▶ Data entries
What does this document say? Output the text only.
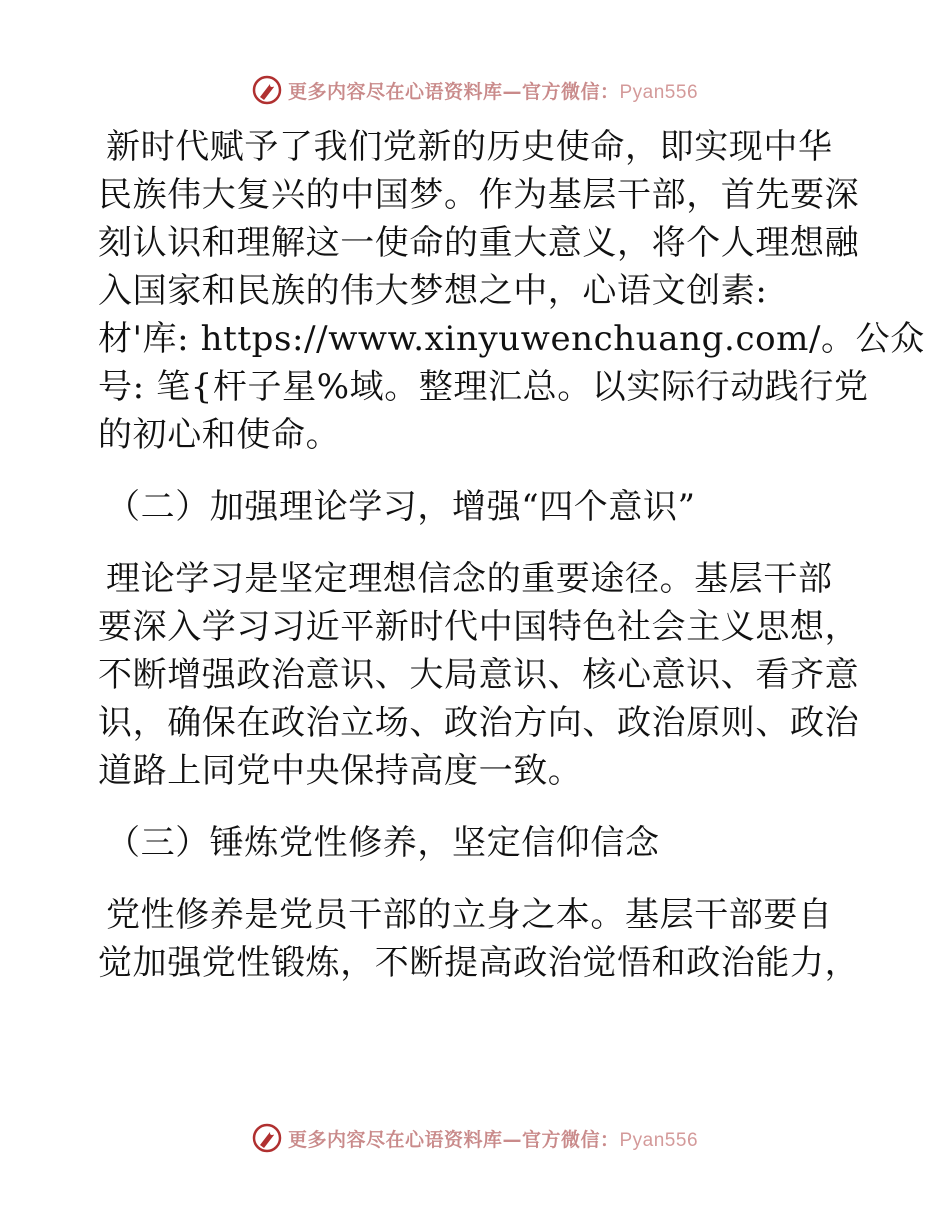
更多内容尽在心语资料库—官方微信：Pyan556
新时代赋予了我们党新的历史使命，即实现中华
民族伟大复兴的中国梦。作为基层干部，首先要深
刻认识和理解这一使命的重大意义，将个人理想融
入国家和民族的伟大梦想之中，心语文创素:
材'库: https://www.xinyuwenchuang.com/。公众
号: 笔{杆子星%域。整理汇总。以实际行动践行党
的初心和使命。
（二）加强理论学习，增强“四个意识”
理论学习是坚定理想信念的重要途径。基层干部
要深入学习习近平新时代中国特色社会主义思想，
不断增强政治意识、大局意识、核心意识、看齐意
识，确保在政治立场、政治方向、政治原则、政治
道路上同党中央保持高度一致。
（三）锤炼党性修养，坚定信仰信念
党性修养是党员干部的立身之本。基层干部要自
觉加强党性锻炼，不断提高政治觉悟和政治能力，
更多内容尽在心语资料库—官方微信：Pyan556
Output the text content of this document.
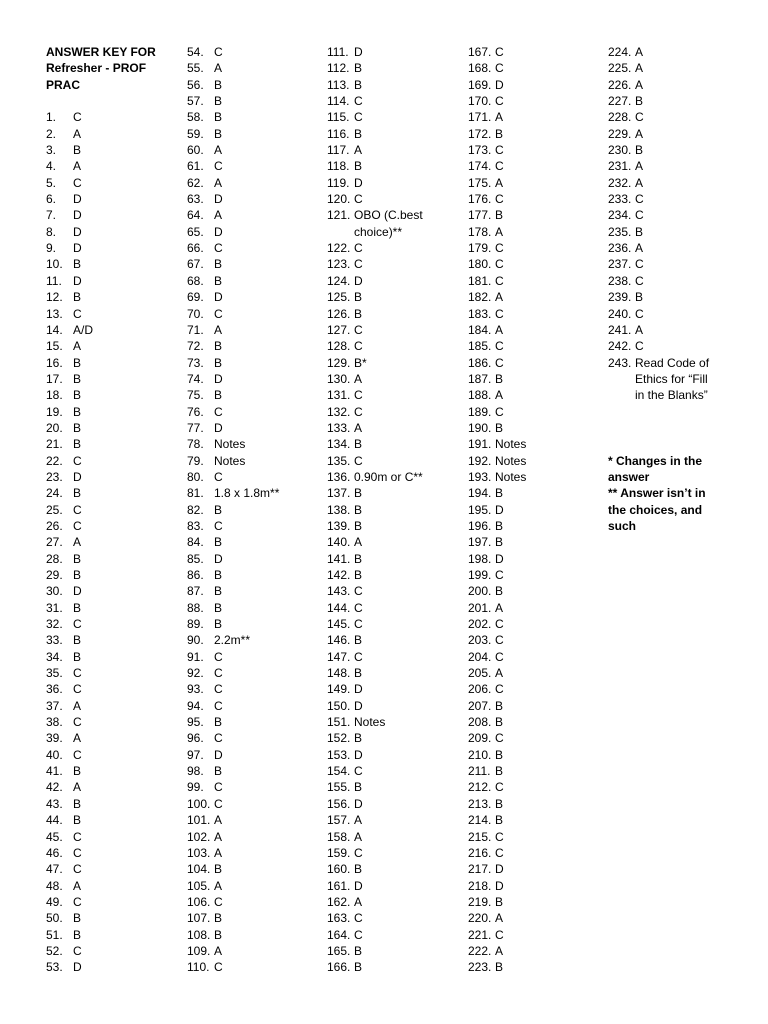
ANSWER KEY FOR
Refresher - PROF
PRAC
1. C
2. A
3. B
4. A
5. C
6. D
7. D
8. D
9. D
10. B
11. D
12. B
13. C
14. A/D
15. A
16. B
17. B
18. B
19. B
20. B
21. B
22. C
23. D
24. B
25. C
26. C
27. A
28. B
29. B
30. D
31. B
32. C
33. B
34. B
35. C
36. C
37. A
38. C
39. A
40. C
41. B
42. A
43. B
44. B
45. C
46. C
47. C
48. A
49. C
50. B
51. B
52. C
53. D
54. C
55. A
56. B
57. B
58. B
59. B
60. A
61. C
62. A
63. D
64. A
65. D
66. C
67. B
68. B
69. D
70. C
71. A
72. B
73. B
74. D
75. B
76. C
77. D
78. Notes
79. Notes
80. C
81. 1.8 x 1.8m**
82. B
83. C
84. B
85. D
86. B
87. B
88. B
89. B
90. 2.2m**
91. C
92. C
93. C
94. C
95. B
96. C
97. D
98. B
99. C
100. C
101. A
102. A
103. A
104. B
105. A
106. C
107. B
108. B
109. A
110. C
111. D
112. B
113. B
114. C
115. C
116. B
117. A
118. B
119. D
120. C
121. OBO (C.best
choice)**
122. C
123. C
124. D
125. B
126. B
127. C
128. C
129. B*
130. A
131. C
132. C
133. A
134. B
135. C
136. 0.90m or C**
137. B
138. B
139. B
140. A
141. B
142. B
143. C
144. C
145. C
146. B
147. C
148. B
149. D
150. D
151. Notes
152. B
153. D
154. C
155. B
156. D
157. A
158. A
159. C
160. B
161. D
162. A
163. C
164. C
165. B
166. B
167. C
168. C
169. D
170. C
171. A
172. B
173. C
174. C
175. A
176. C
177. B
178. A
179. C
180. C
181. C
182. A
183. C
184. A
185. C
186. C
187. B
188. A
189. C
190. B
191. Notes
192. Notes
193. Notes
194. B
195. D
196. B
197. B
198. D
199. C
200. B
201. A
202. C
203. C
204. C
205. A
206. C
207. B
208. B
209. C
210. B
211. B
212. C
213. B
214. B
215. C
216. C
217. D
218. D
219. B
220. A
221. C
222. A
223. B
224. A
225. A
226. A
227. B
228. C
229. A
230. B
231. A
232. A
233. C
234. C
235. B
236. A
237. C
238. C
239. B
240. C
241. A
242. C
243. Read Code of
Ethics for “Fill
in the Blanks”
* Changes in the
answer
** Answer isn’t in
the choices, and
such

▶ EXERCISE PROMPT
The material above holds pictures; copy everything else in it exactly.

▶ WRITTEN SOLUTION
What does this document say? Output the text only.
更多内容尽在心语资料库—官方微信：Pyan556
新时代赋予了我们党新的历史使命，即实现中华
民族伟大复兴的中国梦。作为基层干部，首先要深
刻认识和理解这一使命的重大意义，将个人理想融
入国家和民族的伟大梦想之中，心语文创素:
材'库: https://www.xinyuwenchuang.com/。公众
号: 笔{杆子星%域。整理汇总。以实际行动践行党
的初心和使命。
（二）加强理论学习，增强“四个意识”
理论学习是坚定理想信念的重要途径。基层干部
要深入学习习近平新时代中国特色社会主义思想，
不断增强政治意识、大局意识、核心意识、看齐意
识，确保在政治立场、政治方向、政治原则、政治
道路上同党中央保持高度一致。
（三）锤炼党性修养，坚定信仰信念
党性修养是党员干部的立身之本。基层干部要自
觉加强党性锻炼，不断提高政治觉悟和政治能力，
更多内容尽在心语资料库—官方微信：Pyan556
Output the text content of this document.
ANSWER KEY FOR
Refresher - PROF
PRAC
1. C
2. A
3. B
4. A
5. C
6. D
7. D
8. D
9. D
10. B
11. D
12. B
13. C
14. A/D
15. A
16. B
17. B
18. B
19. B
20. B
21. B
22. C
23. D
24. B
25. C
26. C
27. A
28. B
29. B
30. D
31. B
32. C
33. B
34. B
35. C
36. C
37. A
38. C
39. A
40. C
41. B
42. A
43. B
44. B
45. C
46. C
47. C
48. A
49. C
50. B
51. B
52. C
53. D
54. C
55. A
56. B
57. B
58. B
59. B
60. A
61. C
62. A
63. D
64. A
65. D
66. C
67. B
68. B
69. D
70. C
71. A
72. B
73. B
74. D
75. B
76. C
77. D
78. Notes
79. Notes
80. C
81. 1.8 x 1.8m**
82. B
83. C
84. B
85. D
86. B
87. B
88. B
89. B
90. 2.2m**
91. C
92. C
93. C
94. C
95. B
96. C
97. D
98. B
99. C
100. C
101. A
102. A
103. A
104. B
105. A
106. C
107. B
108. B
109. A
110. C
111. D
112. B
113. B
114. C
115. C
116. B
117. A
118. B
119. D
120. C
121. OBO (C.best
choice)**
122. C
123. C
124. D
125. B
126. B
127. C
128. C
129. B*
130. A
131. C
132. C
133. A
134. B
135. C
136. 0.90m or C**
137. B
138. B
139. B
140. A
141. B
142. B
143. C
144. C
145. C
146. B
147. C
148. B
149. D
150. D
151. Notes
152. B
153. D
154. C
155. B
156. D
157. A
158. A
159. C
160. B
161. D
162. A
163. C
164. C
165. B
166. B
167. C
168. C
169. D
170. C
171. A
172. B
173. C
174. C
175. A
176. C
177. B
178. A
179. C
180. C
181. C
182. A
183. C
184. A
185. C
186. C
187. B
188. A
189. C
190. B
191. Notes
192. Notes
193. Notes
194. B
195. D
196. B
197. B
198. D
199. C
200. B
201. A
202. C
203. C
204. C
205. A
206. C
207. B
208. B
209. C
210. B
211. B
212. C
213. B
214. B
215. C
216. C
217. D
218. D
219. B
220. A
221. C
222. A
223. B
224. A
225. A
226. A
227. B
228. C
229. A
230. B
231. A
232. A
233. C
234. C
235. B
236. A
237. C
238. C
239. B
240. C
241. A
242. C
243. Read Code of
Ethics for “Fill
in the Blanks”
* Changes in the
answer
** Answer isn’t in
the choices, and
such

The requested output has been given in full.